Teks Halaman -
Mendapatkan model non-linier yang optimal untuk masing-masing negara asal.

Metodologi

Tahapan

Pemodelan dilakukan dengan tahapan sebagai berikut:

Skenario Tuning Parameter

  • Cross validation

    4-fold cross validation dengan meminimumkan RMSE (root mean squared error)

  • Polynomial regression

    Derajat/degree polinomial awal: c(2:10)

  • Piecewise constant

    Jumlah bins/breaks awal: c(2:10)

  • Natural Cubic Spline

    Jumlah dan lokasi knots awal ditentukan perdasarkan quantile:

Jumlah knots Lokasi knots (quantiles)
1 .5,
2 .33 * c(1:2)
3 .25 * c(1:3)
3* c(.10, .5, .90)
4 .20 * c(1:4)
4* c(.05, .35, .65, .95)
5 .167 * c(1:5)
5* c(.05, .275, .5, .725, .95)
6 .143 * c(1:6)
6* c(.05, .23, .41, .59, .77, .95)
7 .125 * c(1:7)
7* c(.025, .1833, .3417, .5, .6583, .8167, .975)

Sumber : Frank E. Harrell, Jr. (2015). Regression Modeling Strategies

Tools

  • R
  • splines dan stats untuk pemodelan
  • caret untuk cross validation
  • ggplot2 dan cowplot untuk grafik/visualisasi

Kumpulan Fungsi

Untuk memudahkan iterasi, dibuat beberapa fungsi:

Modeling dan Cross Validation

library(splines)
library(caret)

beyondLinear <- function(model, param, df){
  
  dat <- df
  
  #' model <string> : modeling approach, ie. polynomial (polynomial regression),
  #'   piecewise (piecewise constant), ncubicspline (natural cubic spline)
  #' param <list or vector> : list of tuning parameters to be evaluated

  cvResult <- mapply(
      function(param, model){
        
        if (model == "polynomial"){
          f <- bquote(mpg ~ poly(horsepower, degree = .(param)))
        } else if (model == "piecewise") {
          f <- bquote(mpg ~ cut(horsepower, breaks = .(param)))
        } else if (model == "ncubicspline") {
          f <- bquote(mpg ~ ns(horsepower, knots = .(param)))
        } 
  
        trCtl <- trainControl(method='cv', number = 4)

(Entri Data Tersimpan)
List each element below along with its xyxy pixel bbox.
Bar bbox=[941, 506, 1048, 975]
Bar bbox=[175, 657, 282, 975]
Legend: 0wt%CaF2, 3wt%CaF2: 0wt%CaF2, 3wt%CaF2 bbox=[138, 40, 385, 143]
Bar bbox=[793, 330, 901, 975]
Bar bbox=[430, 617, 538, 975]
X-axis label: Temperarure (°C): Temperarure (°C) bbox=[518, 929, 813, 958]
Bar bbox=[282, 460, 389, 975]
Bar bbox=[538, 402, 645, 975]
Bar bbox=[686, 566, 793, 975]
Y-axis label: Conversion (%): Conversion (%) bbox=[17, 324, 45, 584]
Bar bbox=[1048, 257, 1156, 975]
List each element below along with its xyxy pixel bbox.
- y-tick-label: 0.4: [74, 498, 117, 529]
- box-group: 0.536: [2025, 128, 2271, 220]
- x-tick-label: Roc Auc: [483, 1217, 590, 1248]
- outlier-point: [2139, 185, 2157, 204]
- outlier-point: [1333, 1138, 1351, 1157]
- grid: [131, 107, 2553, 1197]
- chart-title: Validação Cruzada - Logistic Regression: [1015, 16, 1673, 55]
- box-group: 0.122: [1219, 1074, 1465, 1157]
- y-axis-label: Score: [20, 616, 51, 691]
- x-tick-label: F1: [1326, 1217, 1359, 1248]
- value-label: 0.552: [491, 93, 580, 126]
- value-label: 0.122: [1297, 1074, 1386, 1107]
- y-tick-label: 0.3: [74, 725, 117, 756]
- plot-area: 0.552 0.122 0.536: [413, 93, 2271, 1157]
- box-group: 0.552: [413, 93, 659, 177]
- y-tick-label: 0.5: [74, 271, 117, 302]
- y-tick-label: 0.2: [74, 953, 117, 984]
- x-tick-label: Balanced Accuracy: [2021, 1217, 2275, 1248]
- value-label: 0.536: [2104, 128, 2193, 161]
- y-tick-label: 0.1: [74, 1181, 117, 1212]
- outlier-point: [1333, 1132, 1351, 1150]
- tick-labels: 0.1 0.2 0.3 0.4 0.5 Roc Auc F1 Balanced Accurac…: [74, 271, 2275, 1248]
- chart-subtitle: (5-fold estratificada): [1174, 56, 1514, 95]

Soal Latihan 1 -
Jawablah pertanyaan berikut berdasarkan teks tentang pemodelan non-linier.
(a) Besaran apa yang diminimumkan dalam 4-fold cross validation?
(b) Paket apa yang digunakan untuk cross validation?
(c) Buku apa yang dicantumkan sebagai sumber tabel lokasi knots?
Soal Latihan 2 - Salin kembali bagian teks tentang pemodelan non-linier, mulai dari "#' param <list" dan berakhir pada "number = 4)". Ganti nama "horsepower" menjadi "weight" di seluruh bagian tersebut.
Rekaman tersebut tidak berperan dalam latihan ini.

Penyelesaian Lengkap 1 -
(a) RMSE (root mean squared error).
(b) Paket caret.
(c) Regression Modeling Strategies karya Frank E. Harrell, Jr. (2015).

Penyelesaian Lengkap 2 -
#' param <list or vector> : list of tuning parameters to be evaluated

  cvResult <- mapply(
      function(param, model){
        
        if (model == "polynomial"){
          f <- bquote(mpg ~ poly(weight, degree = .(param)))
        } else if (model == "piecewise") {
          f <- bquote(mpg ~ cut(weight, breaks = .(param)))
        } else if (model == "ncubicspline") {
          f <- bquote(mpg ~ ns(weight, knots = .(param)))
        } 
  
        trCtl <- trainControl(method='cv', number = 4)